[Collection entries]
>> Begin
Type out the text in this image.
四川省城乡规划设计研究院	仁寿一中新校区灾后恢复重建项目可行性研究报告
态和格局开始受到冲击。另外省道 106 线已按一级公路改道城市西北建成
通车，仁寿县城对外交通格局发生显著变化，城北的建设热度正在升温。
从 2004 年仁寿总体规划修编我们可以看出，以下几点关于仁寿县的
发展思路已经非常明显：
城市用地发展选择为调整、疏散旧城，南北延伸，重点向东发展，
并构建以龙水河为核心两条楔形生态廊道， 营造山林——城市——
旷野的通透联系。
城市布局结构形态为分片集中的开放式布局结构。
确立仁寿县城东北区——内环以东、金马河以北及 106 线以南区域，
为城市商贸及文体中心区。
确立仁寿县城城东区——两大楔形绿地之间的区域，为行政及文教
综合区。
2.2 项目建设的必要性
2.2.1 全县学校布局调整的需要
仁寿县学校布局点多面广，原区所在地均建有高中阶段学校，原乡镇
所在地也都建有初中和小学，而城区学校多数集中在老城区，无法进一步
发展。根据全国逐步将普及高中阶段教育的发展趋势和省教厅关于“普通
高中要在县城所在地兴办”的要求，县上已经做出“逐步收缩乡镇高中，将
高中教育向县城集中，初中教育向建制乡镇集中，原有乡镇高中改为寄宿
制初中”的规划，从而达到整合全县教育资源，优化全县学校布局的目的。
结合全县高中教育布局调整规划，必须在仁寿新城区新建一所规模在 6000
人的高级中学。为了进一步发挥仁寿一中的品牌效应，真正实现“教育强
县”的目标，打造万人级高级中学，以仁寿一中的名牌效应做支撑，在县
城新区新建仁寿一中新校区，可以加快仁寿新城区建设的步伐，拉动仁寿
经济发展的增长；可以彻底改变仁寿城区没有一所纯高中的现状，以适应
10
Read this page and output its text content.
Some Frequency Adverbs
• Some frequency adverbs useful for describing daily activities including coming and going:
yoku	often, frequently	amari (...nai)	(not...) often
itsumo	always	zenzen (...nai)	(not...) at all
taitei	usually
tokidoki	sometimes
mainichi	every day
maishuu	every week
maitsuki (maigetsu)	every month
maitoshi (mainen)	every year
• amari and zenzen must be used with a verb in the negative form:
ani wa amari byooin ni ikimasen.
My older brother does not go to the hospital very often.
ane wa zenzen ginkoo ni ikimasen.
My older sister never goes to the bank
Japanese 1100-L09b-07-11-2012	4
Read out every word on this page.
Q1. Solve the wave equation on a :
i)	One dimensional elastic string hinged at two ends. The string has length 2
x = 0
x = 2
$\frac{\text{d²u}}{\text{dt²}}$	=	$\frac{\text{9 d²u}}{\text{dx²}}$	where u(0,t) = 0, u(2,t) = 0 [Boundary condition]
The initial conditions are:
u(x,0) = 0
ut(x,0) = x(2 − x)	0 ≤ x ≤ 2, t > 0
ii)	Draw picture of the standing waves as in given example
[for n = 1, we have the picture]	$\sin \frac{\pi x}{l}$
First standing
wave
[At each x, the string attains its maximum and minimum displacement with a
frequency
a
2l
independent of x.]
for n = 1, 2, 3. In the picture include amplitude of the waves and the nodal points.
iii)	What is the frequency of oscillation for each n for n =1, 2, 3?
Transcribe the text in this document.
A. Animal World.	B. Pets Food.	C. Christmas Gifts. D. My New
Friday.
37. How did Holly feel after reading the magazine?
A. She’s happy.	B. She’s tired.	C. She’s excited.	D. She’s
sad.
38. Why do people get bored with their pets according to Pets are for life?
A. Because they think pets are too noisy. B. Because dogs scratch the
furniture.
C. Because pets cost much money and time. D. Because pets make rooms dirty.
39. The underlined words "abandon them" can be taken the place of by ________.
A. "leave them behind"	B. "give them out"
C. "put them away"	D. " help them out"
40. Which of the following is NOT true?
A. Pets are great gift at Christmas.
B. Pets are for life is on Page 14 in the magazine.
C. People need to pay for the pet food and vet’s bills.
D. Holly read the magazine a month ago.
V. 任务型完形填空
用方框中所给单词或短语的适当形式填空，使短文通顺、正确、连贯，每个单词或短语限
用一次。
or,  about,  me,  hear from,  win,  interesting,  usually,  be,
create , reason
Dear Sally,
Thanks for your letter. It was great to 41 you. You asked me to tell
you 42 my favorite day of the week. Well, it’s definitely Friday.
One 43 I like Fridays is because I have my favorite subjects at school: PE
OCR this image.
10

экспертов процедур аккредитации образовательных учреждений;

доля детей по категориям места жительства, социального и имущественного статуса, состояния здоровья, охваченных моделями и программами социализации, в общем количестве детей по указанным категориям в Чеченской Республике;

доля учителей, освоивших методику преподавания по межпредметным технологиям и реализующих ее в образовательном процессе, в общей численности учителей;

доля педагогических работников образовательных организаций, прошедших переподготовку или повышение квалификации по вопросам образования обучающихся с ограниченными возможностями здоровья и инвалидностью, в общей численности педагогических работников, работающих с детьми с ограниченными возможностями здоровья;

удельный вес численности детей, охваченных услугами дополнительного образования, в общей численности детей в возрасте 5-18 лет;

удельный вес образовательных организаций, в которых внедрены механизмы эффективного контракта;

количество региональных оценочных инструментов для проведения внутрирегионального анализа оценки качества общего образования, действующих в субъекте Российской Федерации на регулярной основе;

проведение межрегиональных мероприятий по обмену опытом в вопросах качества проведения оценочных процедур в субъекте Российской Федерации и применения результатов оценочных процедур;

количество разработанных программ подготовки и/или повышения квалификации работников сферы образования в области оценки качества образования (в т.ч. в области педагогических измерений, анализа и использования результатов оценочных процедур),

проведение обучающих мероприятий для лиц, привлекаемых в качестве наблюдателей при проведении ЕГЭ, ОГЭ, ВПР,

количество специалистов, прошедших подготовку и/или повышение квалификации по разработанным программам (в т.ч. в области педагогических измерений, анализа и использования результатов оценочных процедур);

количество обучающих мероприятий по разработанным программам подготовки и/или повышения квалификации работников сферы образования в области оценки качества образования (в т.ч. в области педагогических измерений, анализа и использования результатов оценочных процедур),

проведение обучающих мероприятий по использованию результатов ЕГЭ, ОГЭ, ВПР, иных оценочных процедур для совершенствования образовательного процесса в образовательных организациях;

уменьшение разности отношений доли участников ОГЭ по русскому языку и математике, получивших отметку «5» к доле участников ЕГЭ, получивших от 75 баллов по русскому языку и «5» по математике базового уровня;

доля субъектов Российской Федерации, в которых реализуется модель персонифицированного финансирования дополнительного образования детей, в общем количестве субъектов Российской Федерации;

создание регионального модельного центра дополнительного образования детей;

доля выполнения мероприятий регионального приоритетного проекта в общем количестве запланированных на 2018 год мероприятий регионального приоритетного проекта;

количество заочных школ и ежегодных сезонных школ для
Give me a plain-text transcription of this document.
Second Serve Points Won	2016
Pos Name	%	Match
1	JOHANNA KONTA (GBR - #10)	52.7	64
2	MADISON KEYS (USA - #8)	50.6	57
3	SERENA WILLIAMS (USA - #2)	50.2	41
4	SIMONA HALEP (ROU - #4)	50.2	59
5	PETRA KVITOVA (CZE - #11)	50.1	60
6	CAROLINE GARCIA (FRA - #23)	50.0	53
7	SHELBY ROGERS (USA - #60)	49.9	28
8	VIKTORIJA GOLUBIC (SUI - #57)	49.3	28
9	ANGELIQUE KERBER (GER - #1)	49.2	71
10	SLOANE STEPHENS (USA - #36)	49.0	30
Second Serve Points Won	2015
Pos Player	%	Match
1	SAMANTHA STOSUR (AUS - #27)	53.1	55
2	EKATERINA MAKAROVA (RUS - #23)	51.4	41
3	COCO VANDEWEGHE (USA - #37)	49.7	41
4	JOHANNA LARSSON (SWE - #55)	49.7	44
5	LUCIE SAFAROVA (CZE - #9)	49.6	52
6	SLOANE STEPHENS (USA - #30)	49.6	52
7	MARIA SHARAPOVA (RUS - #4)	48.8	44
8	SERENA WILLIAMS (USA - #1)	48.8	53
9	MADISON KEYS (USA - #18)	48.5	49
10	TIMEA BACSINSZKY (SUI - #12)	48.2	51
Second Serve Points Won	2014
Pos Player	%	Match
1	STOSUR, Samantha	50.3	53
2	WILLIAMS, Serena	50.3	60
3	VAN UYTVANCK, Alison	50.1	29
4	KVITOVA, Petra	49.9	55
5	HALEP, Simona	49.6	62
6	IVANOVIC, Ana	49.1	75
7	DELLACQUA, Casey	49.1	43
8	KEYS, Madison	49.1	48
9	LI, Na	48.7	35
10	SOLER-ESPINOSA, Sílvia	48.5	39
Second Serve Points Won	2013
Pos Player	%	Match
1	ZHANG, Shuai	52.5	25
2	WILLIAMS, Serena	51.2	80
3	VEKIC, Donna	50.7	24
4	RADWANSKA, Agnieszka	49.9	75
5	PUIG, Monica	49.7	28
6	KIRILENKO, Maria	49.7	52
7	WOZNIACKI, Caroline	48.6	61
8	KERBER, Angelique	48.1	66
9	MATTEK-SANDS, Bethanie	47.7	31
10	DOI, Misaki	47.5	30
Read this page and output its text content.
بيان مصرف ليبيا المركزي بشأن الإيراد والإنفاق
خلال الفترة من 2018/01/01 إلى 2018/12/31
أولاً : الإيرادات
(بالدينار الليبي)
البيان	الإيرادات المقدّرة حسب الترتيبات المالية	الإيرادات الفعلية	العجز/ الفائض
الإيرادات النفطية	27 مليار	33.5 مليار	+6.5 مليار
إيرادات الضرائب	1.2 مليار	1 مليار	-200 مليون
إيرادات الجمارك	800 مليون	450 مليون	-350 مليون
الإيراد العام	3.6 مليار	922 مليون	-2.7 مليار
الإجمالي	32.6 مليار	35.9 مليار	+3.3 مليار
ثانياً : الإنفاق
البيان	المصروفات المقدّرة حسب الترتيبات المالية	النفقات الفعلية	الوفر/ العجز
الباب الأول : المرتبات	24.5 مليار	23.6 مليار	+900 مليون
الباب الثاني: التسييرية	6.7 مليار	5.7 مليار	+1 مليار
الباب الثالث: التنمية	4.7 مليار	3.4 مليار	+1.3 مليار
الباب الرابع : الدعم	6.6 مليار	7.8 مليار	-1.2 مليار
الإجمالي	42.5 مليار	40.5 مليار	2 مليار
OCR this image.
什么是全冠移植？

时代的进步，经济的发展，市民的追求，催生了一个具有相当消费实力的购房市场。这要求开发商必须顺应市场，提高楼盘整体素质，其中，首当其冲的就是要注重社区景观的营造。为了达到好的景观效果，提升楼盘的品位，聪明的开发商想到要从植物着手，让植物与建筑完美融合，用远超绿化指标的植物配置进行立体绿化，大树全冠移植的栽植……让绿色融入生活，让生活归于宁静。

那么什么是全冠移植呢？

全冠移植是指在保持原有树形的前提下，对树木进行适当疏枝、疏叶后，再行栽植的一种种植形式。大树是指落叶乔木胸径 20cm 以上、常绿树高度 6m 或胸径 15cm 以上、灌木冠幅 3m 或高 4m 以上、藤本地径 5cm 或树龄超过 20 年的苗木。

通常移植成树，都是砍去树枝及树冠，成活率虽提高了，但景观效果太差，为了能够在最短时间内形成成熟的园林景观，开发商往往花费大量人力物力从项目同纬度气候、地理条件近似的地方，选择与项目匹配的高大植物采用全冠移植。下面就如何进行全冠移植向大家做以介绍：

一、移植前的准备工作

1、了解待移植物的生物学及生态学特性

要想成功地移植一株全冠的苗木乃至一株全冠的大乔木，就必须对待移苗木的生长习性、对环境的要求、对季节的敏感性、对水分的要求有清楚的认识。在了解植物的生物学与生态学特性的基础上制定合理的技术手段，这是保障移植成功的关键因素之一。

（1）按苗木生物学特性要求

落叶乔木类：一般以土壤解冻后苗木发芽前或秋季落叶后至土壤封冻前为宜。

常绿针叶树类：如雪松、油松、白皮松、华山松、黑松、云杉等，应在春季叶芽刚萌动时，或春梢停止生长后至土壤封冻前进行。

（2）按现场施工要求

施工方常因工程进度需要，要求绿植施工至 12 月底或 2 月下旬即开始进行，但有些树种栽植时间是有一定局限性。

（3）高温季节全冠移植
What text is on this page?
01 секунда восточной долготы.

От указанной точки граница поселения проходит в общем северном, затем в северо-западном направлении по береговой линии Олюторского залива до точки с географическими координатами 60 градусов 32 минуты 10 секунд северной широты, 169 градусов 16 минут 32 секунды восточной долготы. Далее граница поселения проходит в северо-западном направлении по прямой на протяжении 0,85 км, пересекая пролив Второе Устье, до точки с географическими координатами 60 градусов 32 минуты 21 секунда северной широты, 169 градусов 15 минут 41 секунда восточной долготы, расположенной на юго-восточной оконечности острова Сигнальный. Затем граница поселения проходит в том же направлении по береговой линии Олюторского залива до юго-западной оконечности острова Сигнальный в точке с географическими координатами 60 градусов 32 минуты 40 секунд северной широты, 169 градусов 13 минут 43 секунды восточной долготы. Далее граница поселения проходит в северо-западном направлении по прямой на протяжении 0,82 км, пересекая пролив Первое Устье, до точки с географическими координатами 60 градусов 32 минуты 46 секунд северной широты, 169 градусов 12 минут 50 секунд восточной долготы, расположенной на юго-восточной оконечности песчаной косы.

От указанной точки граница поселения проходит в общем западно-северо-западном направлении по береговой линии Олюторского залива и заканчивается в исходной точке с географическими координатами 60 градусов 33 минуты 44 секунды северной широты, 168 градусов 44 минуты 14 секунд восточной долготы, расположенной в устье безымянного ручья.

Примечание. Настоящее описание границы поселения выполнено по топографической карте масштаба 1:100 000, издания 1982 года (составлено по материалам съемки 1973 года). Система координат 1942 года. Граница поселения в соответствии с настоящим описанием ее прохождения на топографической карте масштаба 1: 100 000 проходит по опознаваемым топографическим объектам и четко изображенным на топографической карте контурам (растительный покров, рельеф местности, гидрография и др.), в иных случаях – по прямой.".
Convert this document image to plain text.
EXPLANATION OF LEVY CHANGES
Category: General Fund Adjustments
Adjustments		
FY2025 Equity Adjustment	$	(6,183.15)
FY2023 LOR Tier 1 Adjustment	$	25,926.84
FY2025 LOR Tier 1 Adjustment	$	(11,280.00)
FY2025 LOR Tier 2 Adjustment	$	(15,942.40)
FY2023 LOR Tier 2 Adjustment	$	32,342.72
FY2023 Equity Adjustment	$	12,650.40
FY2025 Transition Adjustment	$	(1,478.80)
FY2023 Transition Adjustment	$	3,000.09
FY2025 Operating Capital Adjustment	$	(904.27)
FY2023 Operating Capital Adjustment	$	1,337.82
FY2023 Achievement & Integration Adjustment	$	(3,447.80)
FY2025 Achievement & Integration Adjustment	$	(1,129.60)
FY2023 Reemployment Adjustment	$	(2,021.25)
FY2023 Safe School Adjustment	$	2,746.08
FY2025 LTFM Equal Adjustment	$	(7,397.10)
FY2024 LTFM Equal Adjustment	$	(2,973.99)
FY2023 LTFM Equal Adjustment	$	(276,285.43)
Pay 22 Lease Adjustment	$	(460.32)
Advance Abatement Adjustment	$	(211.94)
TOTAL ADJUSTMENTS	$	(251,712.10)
>> End
Objective :: Look through the listing above. Pick out each line with "string" and copy it.

Correct response ::
i)	One dimensional elastic string hinged at two ends. The string has length 2
[At each x, the string attains its maximum and minimum displacement with a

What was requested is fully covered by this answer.